-- Entries provided start --

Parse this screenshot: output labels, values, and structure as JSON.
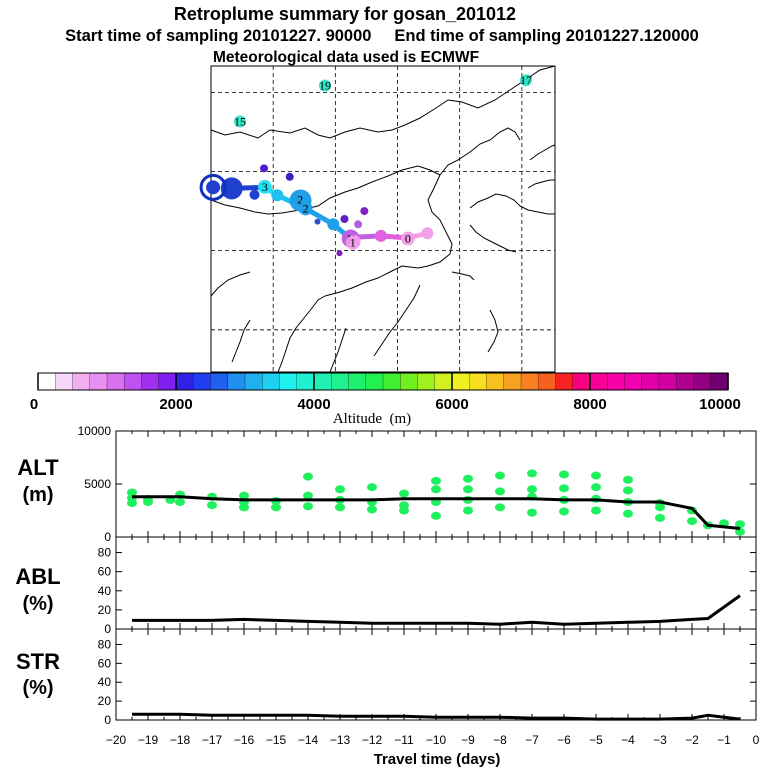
{
  "titles": {
    "line1": "Retroplume summary for gosan_201012",
    "line2": "Start time of sampling 20101227. 90000     End time of sampling 20101227.120000",
    "line3": "Meteorological data used is ECMWF"
  },
  "map": {
    "day_labels": [
      {
        "text": "0",
        "lon": 122.5,
        "lat": 32.3,
        "color": "#f0a0e8"
      },
      {
        "text": "1",
        "lon": 108.3,
        "lat": 32.3,
        "color": "#c060e0"
      },
      {
        "text": "1",
        "lon": 109.2,
        "lat": 31.5,
        "color": "#f0a0e8"
      },
      {
        "text": "2",
        "lon": 96.5,
        "lat": 39.7,
        "color": "#20a0e8"
      },
      {
        "text": "2",
        "lon": 97.8,
        "lat": 38.0,
        "color": "#20a0e8"
      },
      {
        "text": "3",
        "lon": 88.0,
        "lat": 42.1,
        "color": "#20e0f0"
      },
      {
        "text": "15",
        "lon": 82.0,
        "lat": 54.5,
        "color": "#20e0c0"
      },
      {
        "text": "19",
        "lon": 102.5,
        "lat": 61.3,
        "color": "#20e0c0"
      },
      {
        "text": "17",
        "lon": 151.0,
        "lat": 62.3,
        "color": "#20e0c0"
      }
    ],
    "track": [
      {
        "lon": 127.2,
        "lat": 33.3,
        "color": "#f0a0e8"
      },
      {
        "lon": 122.5,
        "lat": 32.4,
        "color": "#f0a0e8"
      },
      {
        "lon": 116.0,
        "lat": 32.8,
        "color": "#e060e0"
      },
      {
        "lon": 108.3,
        "lat": 32.5,
        "color": "#c060e0"
      },
      {
        "lon": 104.5,
        "lat": 35.0,
        "color": "#20a0e8"
      },
      {
        "lon": 97.8,
        "lat": 38.0,
        "color": "#20a0e8"
      },
      {
        "lon": 91.0,
        "lat": 40.5,
        "color": "#20c0f0"
      },
      {
        "lon": 88.0,
        "lat": 42.0,
        "color": "#20e0f0"
      },
      {
        "lon": 80.0,
        "lat": 41.8,
        "color": "#2040d0"
      }
    ]
  },
  "colorbar": {
    "ticks": [
      "0",
      "2000",
      "4000",
      "6000",
      "8000",
      "10000"
    ],
    "label": "Altitude  (m)",
    "colors": [
      "#ffffff",
      "#f8d8f8",
      "#f0b0f0",
      "#e890f0",
      "#d870f0",
      "#c050f0",
      "#a030f0",
      "#8020f0",
      "#3020e8",
      "#2040f0",
      "#2060f0",
      "#2090f0",
      "#20b0f0",
      "#20d0f0",
      "#20f0f0",
      "#20f0d0",
      "#20f0b0",
      "#20f090",
      "#20f070",
      "#20f050",
      "#40f030",
      "#70f020",
      "#a0f020",
      "#d0f020",
      "#f0f020",
      "#f8e020",
      "#f8c020",
      "#f8a020",
      "#f88020",
      "#f86020",
      "#f82020",
      "#f80080",
      "#f80098",
      "#f800a8",
      "#f000b0",
      "#e000a8",
      "#d000a0",
      "#b00090",
      "#900080",
      "#700070"
    ]
  },
  "chart_data": [
    {
      "type": "line",
      "name": "ALT",
      "ylabel": "ALT\n(m)",
      "title": "",
      "ylim": [
        0,
        10000
      ],
      "yticks": [
        "0",
        "5000",
        "10000"
      ],
      "x": [
        -19.5,
        -19,
        -18,
        -17,
        -16,
        -15,
        -14,
        -13,
        -12,
        -11,
        -10,
        -9,
        -8,
        -7,
        -6,
        -5,
        -4,
        -3,
        -2.5,
        -2,
        -1.5,
        -0.5
      ],
      "series": [
        {
          "name": "mean altitude (m)",
          "values": [
            3800,
            3800,
            3800,
            3600,
            3500,
            3500,
            3500,
            3500,
            3500,
            3600,
            3600,
            3600,
            3600,
            3600,
            3500,
            3500,
            3300,
            3300,
            3000,
            2700,
            1100,
            800
          ]
        }
      ],
      "scatter": [
        [
          -19.5,
          3200
        ],
        [
          -19.5,
          3700
        ],
        [
          -19.5,
          4200
        ],
        [
          -19,
          3300
        ],
        [
          -19,
          3600
        ],
        [
          -18.3,
          3500
        ],
        [
          -18,
          3300
        ],
        [
          -18,
          4000
        ],
        [
          -17,
          3000
        ],
        [
          -17,
          3800
        ],
        [
          -16,
          2800
        ],
        [
          -16,
          3300
        ],
        [
          -16,
          3900
        ],
        [
          -15,
          2800
        ],
        [
          -15,
          3400
        ],
        [
          -14,
          2900
        ],
        [
          -14,
          3900
        ],
        [
          -14,
          5700
        ],
        [
          -13,
          2800
        ],
        [
          -13,
          3500
        ],
        [
          -13,
          4500
        ],
        [
          -12,
          2600
        ],
        [
          -12,
          3300
        ],
        [
          -12,
          4700
        ],
        [
          -11,
          2500
        ],
        [
          -11,
          3000
        ],
        [
          -11,
          4100
        ],
        [
          -10,
          2000
        ],
        [
          -10,
          3300
        ],
        [
          -10,
          4500
        ],
        [
          -10,
          5300
        ],
        [
          -9,
          2500
        ],
        [
          -9,
          3500
        ],
        [
          -9,
          4500
        ],
        [
          -9,
          5500
        ],
        [
          -8,
          2800
        ],
        [
          -8,
          4300
        ],
        [
          -8,
          5800
        ],
        [
          -7,
          2300
        ],
        [
          -7,
          3800
        ],
        [
          -7,
          4500
        ],
        [
          -7,
          6000
        ],
        [
          -6,
          2400
        ],
        [
          -6,
          3500
        ],
        [
          -6,
          4600
        ],
        [
          -6,
          5900
        ],
        [
          -5,
          2500
        ],
        [
          -5,
          3600
        ],
        [
          -5,
          4700
        ],
        [
          -5,
          5800
        ],
        [
          -4,
          2200
        ],
        [
          -4,
          3300
        ],
        [
          -4,
          4400
        ],
        [
          -4,
          5400
        ],
        [
          -3,
          2800
        ],
        [
          -3,
          3200
        ],
        [
          -3,
          1800
        ],
        [
          -2,
          2500
        ],
        [
          -2,
          1500
        ],
        [
          -1.5,
          1100
        ],
        [
          -1,
          1300
        ],
        [
          -0.5,
          500
        ],
        [
          -0.5,
          1200
        ]
      ],
      "xlim": [
        -20,
        0
      ]
    },
    {
      "type": "line",
      "name": "ABL",
      "ylabel": "ABL\n(%)",
      "ylim": [
        0,
        90
      ],
      "yticks": [
        "0",
        "20",
        "40",
        "60",
        "80"
      ],
      "x": [
        -19.5,
        -18,
        -17,
        -16,
        -15,
        -14,
        -13,
        -12,
        -11,
        -10,
        -9,
        -8,
        -7,
        -6,
        -5,
        -4,
        -3,
        -2,
        -1.5,
        -0.5
      ],
      "series": [
        {
          "name": "ABL fraction (%)",
          "values": [
            9,
            9,
            9,
            10,
            9,
            8,
            7,
            6,
            6,
            6,
            6,
            5,
            7,
            5,
            6,
            7,
            8,
            10,
            11,
            35
          ]
        }
      ],
      "xlim": [
        -20,
        0
      ]
    },
    {
      "type": "line",
      "name": "STR",
      "ylabel": "STR\n(%)",
      "xlabel": "Travel time (days)",
      "ylim": [
        0,
        90
      ],
      "yticks": [
        "0",
        "20",
        "40",
        "60",
        "80"
      ],
      "xticks": [
        "−20",
        "−19",
        "−18",
        "−17",
        "−16",
        "−15",
        "−14",
        "−13",
        "−12",
        "−11",
        "−10",
        "−9",
        "−8",
        "−7",
        "−6",
        "−5",
        "−4",
        "−3",
        "−2",
        "−1",
        "0"
      ],
      "x": [
        -19.5,
        -18,
        -17,
        -16,
        -15,
        -14,
        -13,
        -12,
        -11,
        -10,
        -9,
        -8,
        -7,
        -6,
        -5,
        -4,
        -3,
        -2,
        -1.5,
        -1,
        -0.5
      ],
      "series": [
        {
          "name": "stratospheric fraction (%)",
          "values": [
            6,
            6,
            5,
            5,
            5,
            5,
            4,
            4,
            4,
            3,
            3,
            3,
            2,
            2,
            1,
            1,
            1,
            2,
            5,
            3,
            1
          ]
        }
      ],
      "xlim": [
        -20,
        0
      ]
    }
  ]
}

-- Entries provided end --

▶ Task prompt:
Using the data above, copy each line that contains "time".

▶ Task output:
    "line2": "Start time of sampling 20101227. 90000     End time of sampling 20101227.120000",
      "xlabel": "Travel time (days)",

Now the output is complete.